__PASSAGE__

I expect that homosexual marriage will ultimately become universal in the U.S, as it will in other civilized nations. Decades from now, our descendants will look back at recent denials of equality to gays, as we look back at the justifications for slavery in past centuries, and ask, "What were they thinking?"
The problem with this is that in the face of the law, UNLESS RE-WRITTEN, a marriage license is the only thing that is dispensed to validate either a "civil union" or a "marriage" , THEREFORE, everyone is entitled to a "marriage license". When you get married in a church, they want a say in whether you can get married in their church, or by their clergy. FINE. They shouldn't have any say in whether you can get married in ANOTHER church, or anywhere else for that matter.
If you want to have civil unions with exactly the same rights and benefits as married people, then all you people (Cary, this is you) who want to shout, "MINE, MINE!" about the word marriage can then be happy and turn off your bigot spigots. OTHERWISE, it's just discrimination, isn't it? All those gay people deserve the same rights as you. PERIOD. Otherwise, you're oppressing them, aren't you?
Well, aren't you?
No, a free society isn't all about you're feeling/not feeling uncomfortable about what some other people are doing in the privacy of their own home, and so get to regulate what they get to do in life. Or what they do walking down the street, so long as it isn't lewd. Your ick factor doesn't get to decide anything about anybody's life, except your own.
You don't get to decide for other people, that's what a free society is all about. Apparently you're willing to make exceptions to the freedom other people are allowed to have, when it bothers you. Tough. Man up, get over it.
I can't imagine a time when I am going to be overjoyed at any visceral level to see a man kissing a man, or a woman kissing a woman, but I'm honest enough with myself to know it's none of my business, whatever they want to do, unless one of the two people in question were with me, and we had we had a monogamous understanding. And at the very least I can be intellectually happy for them.
Well, at least you're being honest now. You posed the question in order to build a dialogue, but this discussion has taken place thousands of times before. What is new about what you propose? Not a thing. It's you or someone like you wanting to impose your idea of "marriage" on someone else. You figure if you get enough people behind you, and the next guy gets enough people behind him, and so on and so on and so on. . .
There is nothing so sacred about marriage that it should be defined so rigidly that others are left out. I say that as someone who is about to celebrate my 53rd Anniversary. I love being married, but not everybody does. I know lovely people who are on their 4th and 5th marriages, and others who have finally realized that marriage is best left to those who actually LIKE it. Whatever works for them.
Are you going to limit the number of times any one person can marry? Of course you aren't. So why would you feel the need to make a fuss about the gender of those who want to try that marriage thing? It makes no sense unless you just feel the need to butt in where you're not wanted.
I am with LisB on this one.
Civil Unions for all, a legal contract between two consenting adults to live together with all the attendent responsiblities and rights. Leave the word "marriage" to the churches and their desk-top publishing software for "marriage certificates" to go along with the legal Civil Union license we get from the government.
Kids, or lack thereof, should have nothing to do with the conversation.
Thank you, Fred for your reasoned, polite rebuttal. Your points about slavery and charging interest are well-taken. Also included in that list would be some controversial scriptures about women.

__DATA EXCERPTS__
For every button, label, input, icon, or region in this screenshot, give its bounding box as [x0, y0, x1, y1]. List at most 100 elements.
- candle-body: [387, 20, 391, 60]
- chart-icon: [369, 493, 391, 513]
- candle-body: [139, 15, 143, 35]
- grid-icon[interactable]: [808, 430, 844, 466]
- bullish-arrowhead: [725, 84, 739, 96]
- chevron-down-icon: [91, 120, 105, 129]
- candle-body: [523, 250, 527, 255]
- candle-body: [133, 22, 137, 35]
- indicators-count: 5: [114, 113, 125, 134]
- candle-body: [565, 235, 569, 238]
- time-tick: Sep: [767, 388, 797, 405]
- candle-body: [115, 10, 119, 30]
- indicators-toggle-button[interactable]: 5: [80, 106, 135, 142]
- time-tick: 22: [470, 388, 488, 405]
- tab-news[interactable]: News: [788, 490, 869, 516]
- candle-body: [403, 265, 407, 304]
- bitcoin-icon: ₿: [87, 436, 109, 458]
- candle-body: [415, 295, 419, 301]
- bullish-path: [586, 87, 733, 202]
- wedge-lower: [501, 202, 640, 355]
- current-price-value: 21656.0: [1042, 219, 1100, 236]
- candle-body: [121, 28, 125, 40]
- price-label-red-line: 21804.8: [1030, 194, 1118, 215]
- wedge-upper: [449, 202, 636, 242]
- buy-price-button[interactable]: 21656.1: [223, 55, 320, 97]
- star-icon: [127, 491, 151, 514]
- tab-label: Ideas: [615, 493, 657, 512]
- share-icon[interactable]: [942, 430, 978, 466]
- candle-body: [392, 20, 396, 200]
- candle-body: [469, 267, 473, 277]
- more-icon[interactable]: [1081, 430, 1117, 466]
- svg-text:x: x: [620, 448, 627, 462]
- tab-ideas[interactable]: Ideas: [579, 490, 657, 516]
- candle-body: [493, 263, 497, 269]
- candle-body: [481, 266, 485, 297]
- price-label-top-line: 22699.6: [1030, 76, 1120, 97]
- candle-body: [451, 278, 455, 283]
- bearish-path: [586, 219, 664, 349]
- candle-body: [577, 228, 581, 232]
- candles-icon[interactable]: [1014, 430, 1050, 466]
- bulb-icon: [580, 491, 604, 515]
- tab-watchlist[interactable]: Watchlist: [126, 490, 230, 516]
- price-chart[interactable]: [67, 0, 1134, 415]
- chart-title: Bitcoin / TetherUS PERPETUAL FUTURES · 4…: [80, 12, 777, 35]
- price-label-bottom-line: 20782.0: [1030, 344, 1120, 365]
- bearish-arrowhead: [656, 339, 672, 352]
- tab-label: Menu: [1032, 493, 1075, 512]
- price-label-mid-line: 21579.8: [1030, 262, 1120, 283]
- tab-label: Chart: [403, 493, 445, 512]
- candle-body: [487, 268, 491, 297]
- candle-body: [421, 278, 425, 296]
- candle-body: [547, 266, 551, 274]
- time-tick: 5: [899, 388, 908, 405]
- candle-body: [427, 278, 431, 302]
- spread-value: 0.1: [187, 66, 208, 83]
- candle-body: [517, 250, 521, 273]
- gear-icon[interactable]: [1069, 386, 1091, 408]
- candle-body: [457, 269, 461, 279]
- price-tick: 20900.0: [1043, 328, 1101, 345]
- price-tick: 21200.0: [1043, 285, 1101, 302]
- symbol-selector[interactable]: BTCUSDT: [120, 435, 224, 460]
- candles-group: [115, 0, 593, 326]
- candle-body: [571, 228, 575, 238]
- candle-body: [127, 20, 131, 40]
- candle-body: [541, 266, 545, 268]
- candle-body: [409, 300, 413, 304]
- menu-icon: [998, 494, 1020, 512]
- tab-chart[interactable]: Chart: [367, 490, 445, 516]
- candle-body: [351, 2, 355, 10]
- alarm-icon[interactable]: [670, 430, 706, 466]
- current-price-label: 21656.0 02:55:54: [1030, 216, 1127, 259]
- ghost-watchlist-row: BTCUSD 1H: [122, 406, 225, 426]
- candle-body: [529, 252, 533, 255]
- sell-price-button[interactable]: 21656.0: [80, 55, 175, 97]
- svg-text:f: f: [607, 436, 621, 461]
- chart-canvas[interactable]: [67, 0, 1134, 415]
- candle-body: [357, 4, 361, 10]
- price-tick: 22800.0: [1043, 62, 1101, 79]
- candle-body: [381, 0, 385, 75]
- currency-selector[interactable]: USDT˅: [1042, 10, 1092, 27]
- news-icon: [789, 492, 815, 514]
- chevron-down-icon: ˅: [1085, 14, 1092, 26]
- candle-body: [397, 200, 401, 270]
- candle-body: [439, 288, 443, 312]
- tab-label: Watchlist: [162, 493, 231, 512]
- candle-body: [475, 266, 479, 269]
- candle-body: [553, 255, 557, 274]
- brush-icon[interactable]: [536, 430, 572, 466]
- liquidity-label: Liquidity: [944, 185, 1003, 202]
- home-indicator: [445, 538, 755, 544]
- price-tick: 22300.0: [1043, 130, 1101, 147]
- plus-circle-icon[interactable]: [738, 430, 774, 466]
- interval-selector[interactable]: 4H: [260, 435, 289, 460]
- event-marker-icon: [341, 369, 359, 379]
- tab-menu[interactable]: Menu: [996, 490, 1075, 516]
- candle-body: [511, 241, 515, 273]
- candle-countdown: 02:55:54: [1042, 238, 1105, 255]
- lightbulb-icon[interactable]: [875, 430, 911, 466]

__SHORT EXERCISE__
Reproduce the passage on same-sex marriage from "If you want" up to and including "except your own.", swapping "discrimination" for "unfair treatment".

__ANSWER TO THE TASK__
If you want to have civil unions with exactly the same rights and benefits as married people, then all you people (Cary, this is you) who want to shout, "MINE, MINE!" about the word marriage can then be happy and turn off your bigot spigots. OTHERWISE, it's just unfair treatment, isn't it? All those gay people deserve the same rights as you. PERIOD. Otherwise, you're oppressing them, aren't you?
Well, aren't you?
No, a free society isn't all about you're feeling/not feeling uncomfortable about what some other people are doing in the privacy of their own home, and so get to regulate what they get to do in life. Or what they do walking down the street, so long as it isn't lewd. Your ick factor doesn't get to decide anything about anybody's life, except your own.